─── Source material ───

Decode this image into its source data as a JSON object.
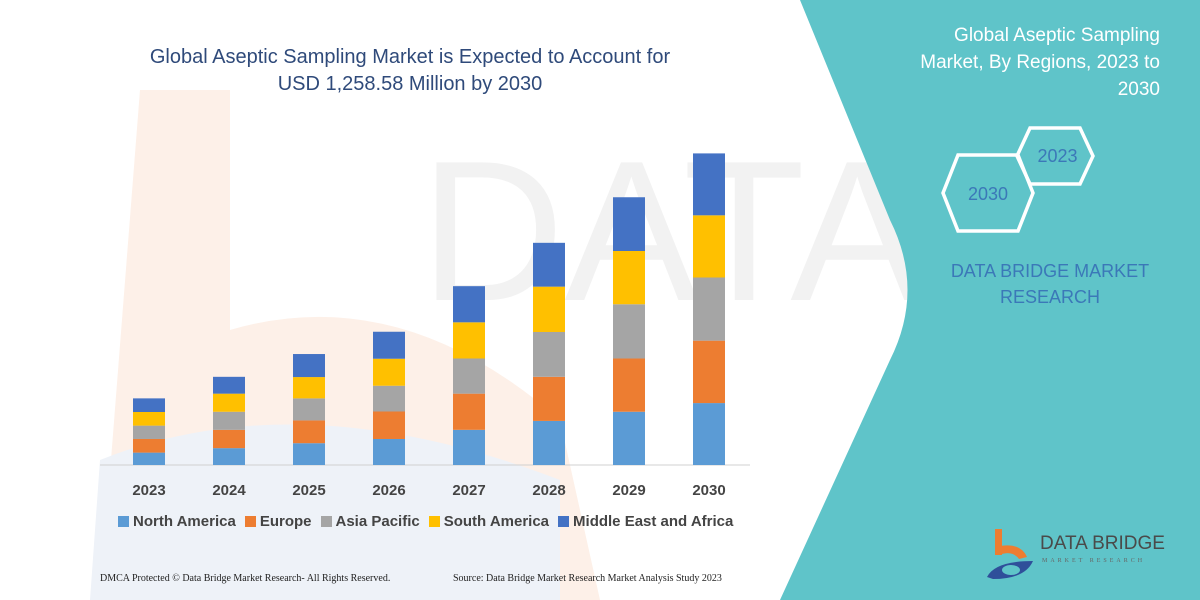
{
  "title": "Global Aseptic Sampling Market is Expected to Account for USD 1,258.58 Million by 2030",
  "title_lines": [
    "Global Aseptic Sampling Market is Expected to Account for",
    "USD 1,258.58 Million by 2030"
  ],
  "side_panel": {
    "title_lines": [
      "Global Aseptic Sampling",
      "Market, By Regions, 2023 to",
      "2030"
    ],
    "hex_years": [
      "2023",
      "2030"
    ],
    "brand_lines": [
      "DATA BRIDGE MARKET",
      "RESEARCH"
    ],
    "color": "#5fc4c9"
  },
  "logo": {
    "name": "DATA BRIDGE",
    "sub": "MARKET RESEARCH"
  },
  "footer": {
    "left": "DMCA Protected © Data Bridge Market Research-  All Rights Reserved.",
    "right": "Source: Data Bridge Market Research  Market Analysis Study 2023"
  },
  "chart_data": {
    "type": "bar",
    "stacked": true,
    "title": "Global Aseptic Sampling Market is Expected to Account for USD 1,258.58 Million by 2030",
    "xlabel": "",
    "ylabel": "",
    "categories": [
      "2023",
      "2024",
      "2025",
      "2026",
      "2027",
      "2028",
      "2029",
      "2030"
    ],
    "ylim": [
      0,
      1300
    ],
    "grid": false,
    "legend_position": "bottom",
    "series": [
      {
        "name": "North America",
        "color": "#5b9bd5",
        "values": [
          50,
          68,
          88,
          105,
          142,
          178,
          215,
          250
        ]
      },
      {
        "name": "Europe",
        "color": "#ed7d31",
        "values": [
          55,
          74,
          92,
          111,
          146,
          178,
          215,
          252
        ]
      },
      {
        "name": "Asia Pacific",
        "color": "#a5a5a5",
        "values": [
          54,
          73,
          89,
          104,
          142,
          181,
          219,
          255
        ]
      },
      {
        "name": "South America",
        "color": "#ffc000",
        "values": [
          55,
          73,
          86,
          109,
          146,
          183,
          215,
          251
        ]
      },
      {
        "name": "Middle East and Africa",
        "color": "#4472c4",
        "values": [
          55,
          68,
          93,
          109,
          146,
          177,
          217,
          250
        ]
      }
    ]
  }
}
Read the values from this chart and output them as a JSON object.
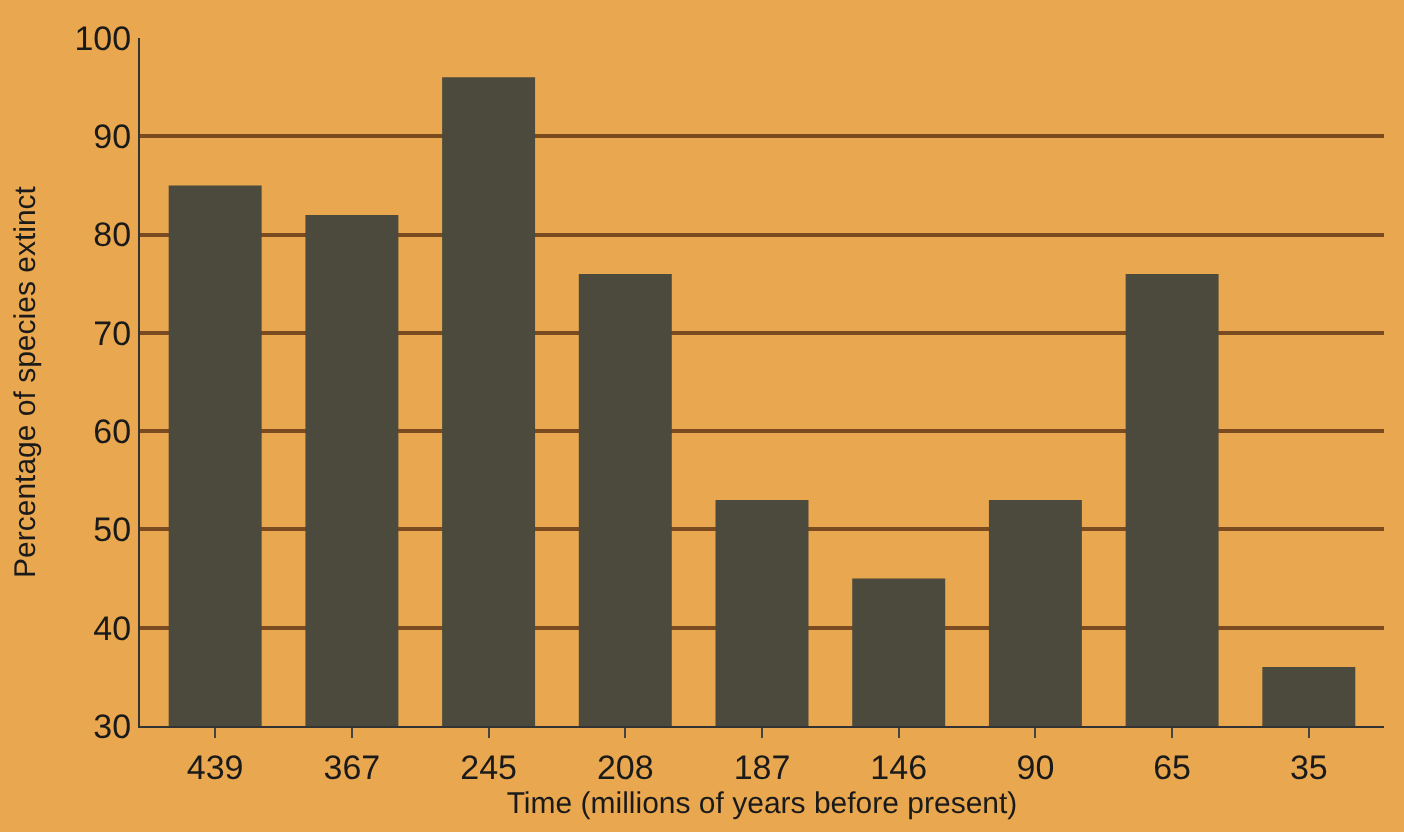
{
  "chart_data": {
    "type": "bar",
    "xlabel": "Time (millions of years before present)",
    "ylabel": "Percentage of species extinct",
    "categories": [
      "439",
      "367",
      "245",
      "208",
      "187",
      "146",
      "90",
      "65",
      "35"
    ],
    "values": [
      85,
      82,
      96,
      76,
      53,
      45,
      53,
      76,
      36
    ],
    "color": "#4b4a3c",
    "ylim": [
      30,
      100
    ],
    "yticks": [
      30,
      40,
      50,
      60,
      70,
      80,
      90,
      100
    ],
    "grid": "y"
  }
}
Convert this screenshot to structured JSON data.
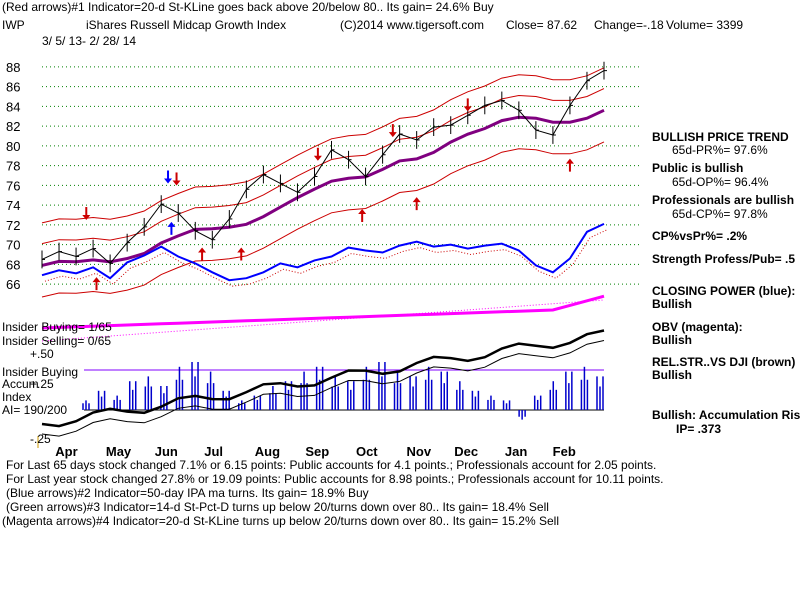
{
  "header": {
    "line1": "(Red arrows)#1 Indicator=20-d St-KLine goes back above 20/below 80.. Its gain= 24.6% Buy",
    "ticker": "IWP",
    "name": "iShares Russell Midcap Growth Index",
    "copyright": "(C)2014 www.tigersoft.com",
    "close": "Close=  87.62",
    "change": "Change=-.18",
    "volume": "Volume= 3399",
    "daterange": "3/ 5/ 13-  2/ 28/ 14"
  },
  "side_panel": {
    "trend_title": "BULLISH PRICE TREND",
    "pr": "65d-PR%= 97.6%",
    "public_title": "Public is bullish",
    "op": "65d-OP%= 96.4%",
    "prof_title": "Professionals are bullish",
    "cp": "65d-CP%= 97.8%",
    "cpvspr": "CP%vsPr%=  .2%",
    "strength": "Strength Profess/Pub= .5",
    "closing_power_title": "CLOSING POWER (blue):",
    "closing_power_value": "Bullish",
    "obv_title": "OBV (magenta):",
    "obv_value": "Bullish",
    "relstr_title": "REL.STR..VS DJI (brown)",
    "relstr_value": "Bullish",
    "accum_title": "Bullish: Accumulation Risi",
    "ip": "IP=  .373"
  },
  "insider": {
    "buying": "Insider Buying= 1/65",
    "selling": "Insider Selling= 0/65",
    "accum_label_1": "Insider Buying",
    "accum_label_2": "Accum",
    "accum_label_3": "Index",
    "ai": "AI= 190/200",
    "p50": "+.50",
    "p25": "+.25",
    "m25": "-.25"
  },
  "footer": {
    "line1": "For Last 65 days stock changed  7.1% or  6.15 points:  Public accounts for  4.1 points.;  Professionals account for  2.05 points.",
    "line2": "For Last year stock changed  27.8% or  19.09 points:  Public accounts for  8.98 points.;  Professionals account for  10.11 points.",
    "line3": "(Blue arrows)#2 Indicator=50-day IPA ma turns. Its gain= 18.9% Buy",
    "line4": "(Green arrows)#3 Indicator=14-d St-Pct-D turns up below 20/turns down over 80.. Its gain= 18.4% Sell",
    "line5": "(Magenta arrows)#4 Indicator=20-d St-KLine turns up below 20/turns down over 80.. Its gain= 15.2% Sell"
  },
  "chart_data": {
    "type": "line",
    "title": "iShares Russell Midcap Growth Index",
    "y_ticks": [
      66,
      68,
      70,
      72,
      74,
      76,
      78,
      80,
      82,
      84,
      86,
      88
    ],
    "ylim": [
      65,
      89
    ],
    "x_ticks": [
      "Apr",
      "May",
      "Jun",
      "Jul",
      "Aug",
      "Sep",
      "Oct",
      "Nov",
      "Dec",
      "Jan",
      "Feb"
    ],
    "x_tick_index": [
      1,
      2,
      3,
      4,
      5,
      6,
      7,
      8,
      9,
      10,
      11
    ],
    "grid": true,
    "series": [
      {
        "name": "Price",
        "color": "#000000",
        "values": [
          68.5,
          69.3,
          68.8,
          69.6,
          68.1,
          70.2,
          71.8,
          74.1,
          73.2,
          71.4,
          70.5,
          72.6,
          75.6,
          77.1,
          76.2,
          75.3,
          76.9,
          79.6,
          78.6,
          76.9,
          79.1,
          81.2,
          80.6,
          81.9,
          82.1,
          83.1,
          84.1,
          84.6,
          83.6,
          81.6,
          81.1,
          84.1,
          86.6,
          87.62
        ]
      },
      {
        "name": "Closing Power",
        "color": "#0000ff",
        "values": [
          66.9,
          67.4,
          67.1,
          67.7,
          66.6,
          68.2,
          68.9,
          69.8,
          68.8,
          68.1,
          67.2,
          66.4,
          66.6,
          67.2,
          68.1,
          67.7,
          68.4,
          68.8,
          69.7,
          69.4,
          69.2,
          69.9,
          70.3,
          69.8,
          70.0,
          69.6,
          69.9,
          70.1,
          69.4,
          67.9,
          67.2,
          68.6,
          71.3,
          72.1
        ]
      }
    ]
  },
  "colors": {
    "price": "#000000",
    "bands": "#cc0000",
    "ma": "#800080",
    "closing_power": "#0000ff",
    "obv": "#ff00ff",
    "rel_str": "#000000",
    "accum": "#0000cc",
    "arrow_red": "#cc0000",
    "arrow_blue": "#0000ff",
    "grid": "#008000"
  },
  "arrows": [
    {
      "color": "red",
      "dir": "down",
      "i": 2.6,
      "v": 73.2
    },
    {
      "color": "red",
      "dir": "up",
      "i": 3.2,
      "v": 66.0
    },
    {
      "color": "blue",
      "dir": "down",
      "i": 7.4,
      "v": 76.9
    },
    {
      "color": "red",
      "dir": "down",
      "i": 7.9,
      "v": 76.7
    },
    {
      "color": "blue",
      "dir": "up",
      "i": 7.6,
      "v": 71.6
    },
    {
      "color": "red",
      "dir": "up",
      "i": 9.4,
      "v": 69.0
    },
    {
      "color": "red",
      "dir": "up",
      "i": 11.7,
      "v": 69.0
    },
    {
      "color": "red",
      "dir": "down",
      "i": 16.2,
      "v": 79.2
    },
    {
      "color": "red",
      "dir": "up",
      "i": 18.8,
      "v": 72.9
    },
    {
      "color": "red",
      "dir": "down",
      "i": 20.6,
      "v": 81.6
    },
    {
      "color": "red",
      "dir": "up",
      "i": 22.0,
      "v": 74.1
    },
    {
      "color": "red",
      "dir": "down",
      "i": 25.0,
      "v": 84.2
    },
    {
      "color": "red",
      "dir": "up",
      "i": 31.0,
      "v": 78.0
    }
  ]
}
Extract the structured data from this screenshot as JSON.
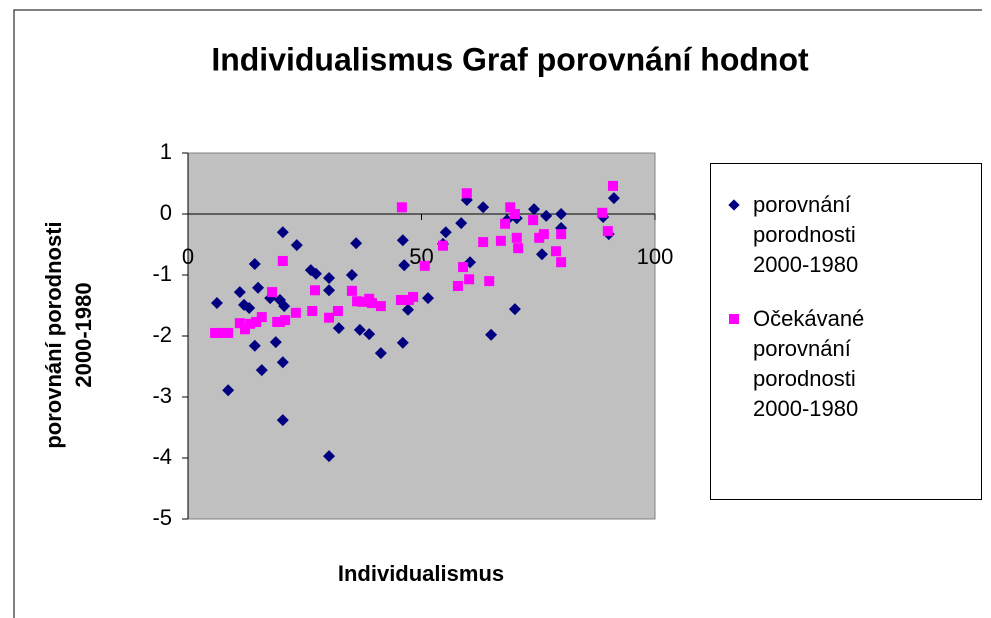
{
  "chart_data": {
    "type": "scatter",
    "title": "Individualismus Graf porovnání hodnot",
    "x_label": "Individualismus",
    "y_label": "porovnání porodnosti 2000-1980",
    "xlim": [
      0,
      100
    ],
    "xticks": [
      0,
      50,
      100
    ],
    "ylim": [
      -5,
      1
    ],
    "yticks": [
      1,
      0,
      -1,
      -2,
      -3,
      -4,
      -5
    ],
    "legend": "right",
    "plot_background": "#c0c0c0",
    "series": [
      {
        "name": "porovnání porodnosti 2000-1980",
        "color": "#000080",
        "marker": "diamond",
        "x": [
          6.2,
          8.6,
          11.1,
          12.0,
          13.1,
          14.3,
          14.3,
          15.0,
          15.8,
          17.6,
          18.8,
          19.7,
          20.3,
          20.3,
          20.3,
          20.6,
          23.3,
          26.3,
          27.4,
          30.2,
          30.2,
          30.2,
          32.3,
          35.1,
          36.0,
          36.8,
          38.8,
          41.3,
          46.0,
          46.0,
          46.3,
          47.1,
          51.4,
          54.6,
          55.2,
          58.5,
          59.7,
          60.4,
          63.2,
          64.9,
          68.3,
          70.0,
          70.4,
          74.1,
          75.8,
          76.7,
          79.9,
          79.9,
          88.9,
          90.1,
          91.2
        ],
        "values": [
          -1.46,
          -2.89,
          -1.28,
          -1.49,
          -1.54,
          -0.82,
          -2.16,
          -1.21,
          -2.56,
          -1.38,
          -2.1,
          -1.41,
          -0.3,
          -2.43,
          -3.38,
          -1.51,
          -0.51,
          -0.92,
          -0.98,
          -1.05,
          -1.25,
          -3.97,
          -1.87,
          -1.0,
          -0.48,
          -1.9,
          -1.97,
          -2.28,
          -0.43,
          -2.11,
          -0.84,
          -1.57,
          -1.38,
          -0.49,
          -0.3,
          -0.15,
          0.23,
          -0.79,
          0.11,
          -1.98,
          -0.1,
          -1.56,
          -0.07,
          0.08,
          -0.66,
          -0.03,
          0.0,
          -0.23,
          -0.05,
          -0.33,
          0.26
        ]
      },
      {
        "name": "Očekávané porovnání porodnosti 2000-1980",
        "color": "#ff00ff",
        "marker": "square",
        "x": [
          5.8,
          7.1,
          8.6,
          11.1,
          12.2,
          13.3,
          14.6,
          15.8,
          18.0,
          19.1,
          19.7,
          20.3,
          20.8,
          23.1,
          26.6,
          27.2,
          30.2,
          32.1,
          35.1,
          36.2,
          37.3,
          38.8,
          39.4,
          41.3,
          45.6,
          45.8,
          47.3,
          48.2,
          50.7,
          54.6,
          57.8,
          58.9,
          59.7,
          60.2,
          63.2,
          64.5,
          67.0,
          67.9,
          69.0,
          70.0,
          70.4,
          70.7,
          73.9,
          75.2,
          76.2,
          78.8,
          79.9,
          79.9,
          88.7,
          89.9,
          91.0
        ],
        "values": [
          -1.95,
          -1.95,
          -1.95,
          -1.79,
          -1.89,
          -1.8,
          -1.77,
          -1.69,
          -1.28,
          -1.77,
          -1.77,
          -0.77,
          -1.74,
          -1.62,
          -1.59,
          -1.25,
          -1.7,
          -1.59,
          -1.26,
          -1.43,
          -1.44,
          -1.39,
          -1.46,
          -1.51,
          -1.41,
          0.11,
          -1.41,
          -1.36,
          -0.85,
          -0.52,
          -1.18,
          -0.87,
          0.34,
          -1.07,
          -0.46,
          -1.1,
          -0.44,
          -0.16,
          0.11,
          0.0,
          -0.39,
          -0.56,
          -0.1,
          -0.39,
          -0.33,
          -0.61,
          -0.33,
          -0.79,
          0.02,
          -0.28,
          0.46
        ]
      }
    ]
  }
}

───

• **What the task asks**:
How many lines in the records above contain the word "points"? Give only the number.

• **Exercise answer**:
2